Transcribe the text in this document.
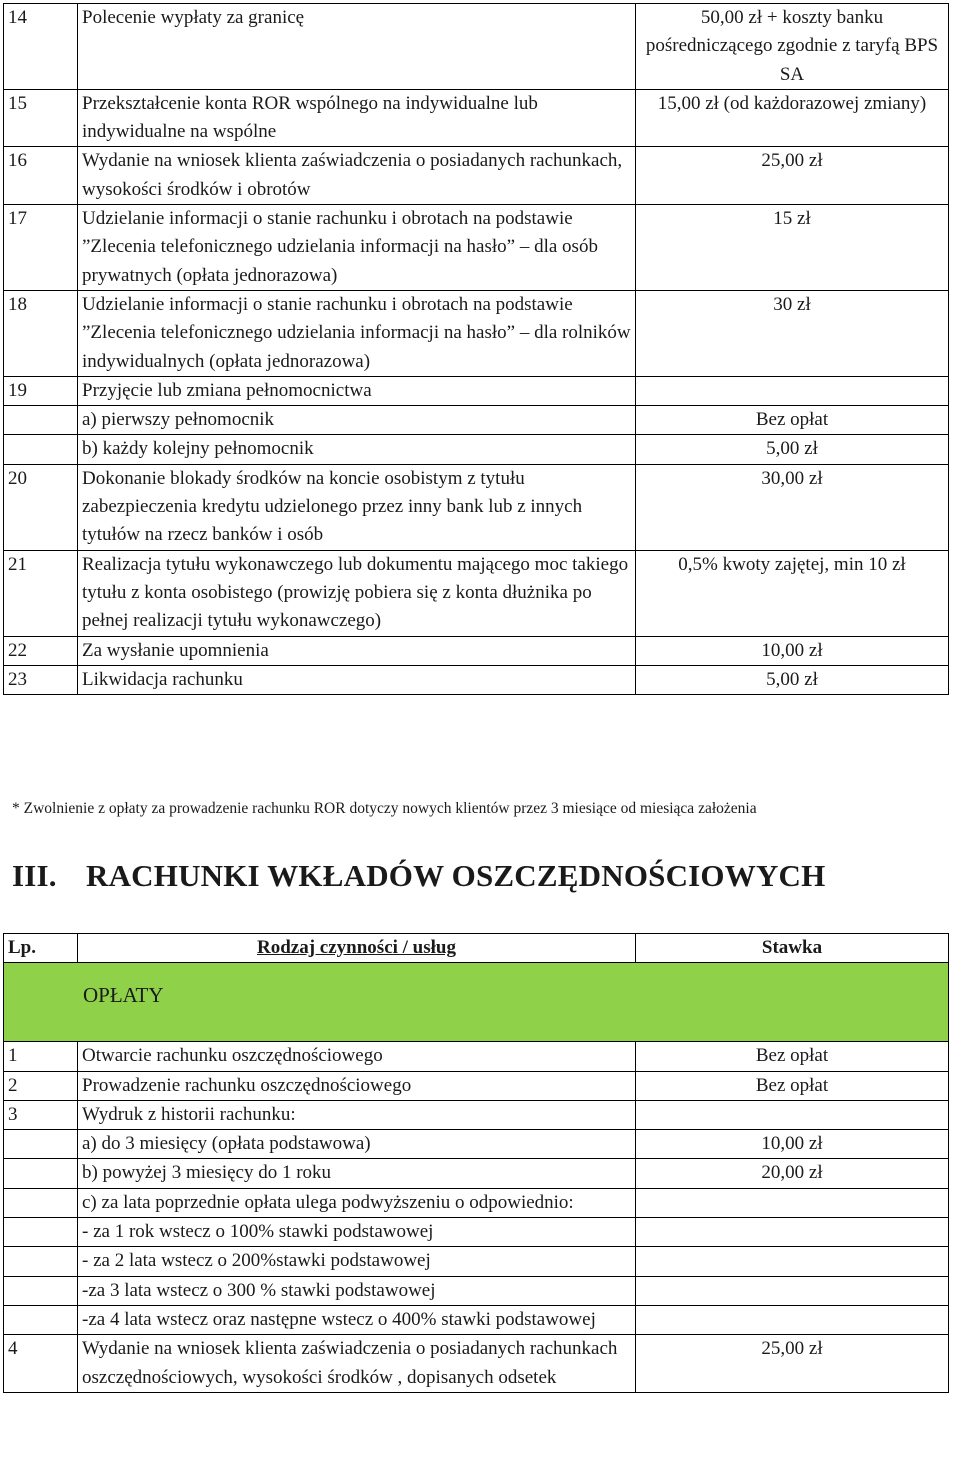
14	Polecenie wypłaty za granicę	50,00 zł + koszty banku pośredniczącego zgodnie z taryfą BPS SA
15	Przekształcenie konta ROR wspólnego na indywidualne lub indywidualne na wspólne	15,00 zł (od każdorazowej zmiany)
16	Wydanie na wniosek klienta zaświadczenia o posiadanych rachunkach, wysokości środków i obrotów	25,00 zł
17	Udzielanie informacji o stanie rachunku i obrotach na podstawie ”Zlecenia telefonicznego udzielania informacji na hasło” – dla osób prywatnych (opłata jednorazowa)	15 zł
18	Udzielanie informacji o stanie rachunku i obrotach na podstawie ”Zlecenia telefonicznego udzielania informacji na hasło” – dla rolników indywidualnych (opłata jednorazowa)	30 zł
19	Przyjęcie lub zmiana pełnomocnictwa	
	a) pierwszy pełnomocnik	Bez opłat
	b) każdy kolejny pełnomocnik	5,00 zł
20	Dokonanie blokady środków na koncie osobistym z tytułu zabezpieczenia kredytu udzielonego przez inny bank lub z innych tytułów na rzecz banków i osób	30,00 zł
21	Realizacja tytułu wykonawczego lub dokumentu mającego moc takiego tytułu z konta osobistego (prowizję pobiera się z konta dłużnika po pełnej realizacji tytułu wykonawczego)	0,5% kwoty zajętej, min 10 zł
22	Za wysłanie upomnienia	10,00 zł
23	Likwidacja rachunku	5,00 zł
* Zwolnienie z opłaty za prowadzenie rachunku ROR dotyczy nowych klientów przez 3 miesiące od miesiąca założenia
III. RACHUNKI WKŁADÓW OSZCZĘDNOŚCIOWYCH
Lp.	Rodzaj czynności / usług	Stawka

OPŁATY		

1	Otwarcie rachunku oszczędnościowego	Bez opłat
2	Prowadzenie rachunku oszczędnościowego	Bez opłat
3	Wydruk z historii rachunku:	
	a) do 3 miesięcy (opłata podstawowa)	10,00 zł
	b) powyżej 3 miesięcy do 1 roku	20,00 zł
	c) za lata poprzednie opłata ulega podwyższeniu o odpowiednio:	
	- za 1 rok wstecz o 100% stawki podstawowej	
	- za 2 lata wstecz o 200%stawki podstawowej	
	-za 3 lata wstecz o 300 % stawki podstawowej	
	-za 4 lata wstecz oraz następne wstecz o 400% stawki podstawowej	
4	Wydanie na wniosek klienta zaświadczenia o posiadanych rachunkach oszczędnościowych, wysokości środków , dopisanych odsetek	25,00 zł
----
■ Brief ■
Go through the material and select each line with the string "udzielania" in it.

■ Complete output ■
17	Udzielanie informacji o stanie rachunku i obrotach na podstawie ”Zlecenia telefonicznego udzielania informacji na hasło” – dla osób prywatnych (opłata jednorazowa)	15 zł
18	Udzielanie informacji o stanie rachunku i obrotach na podstawie ”Zlecenia telefonicznego udzielania informacji na hasło” – dla rolników indywidualnych (opłata jednorazowa)	30 zł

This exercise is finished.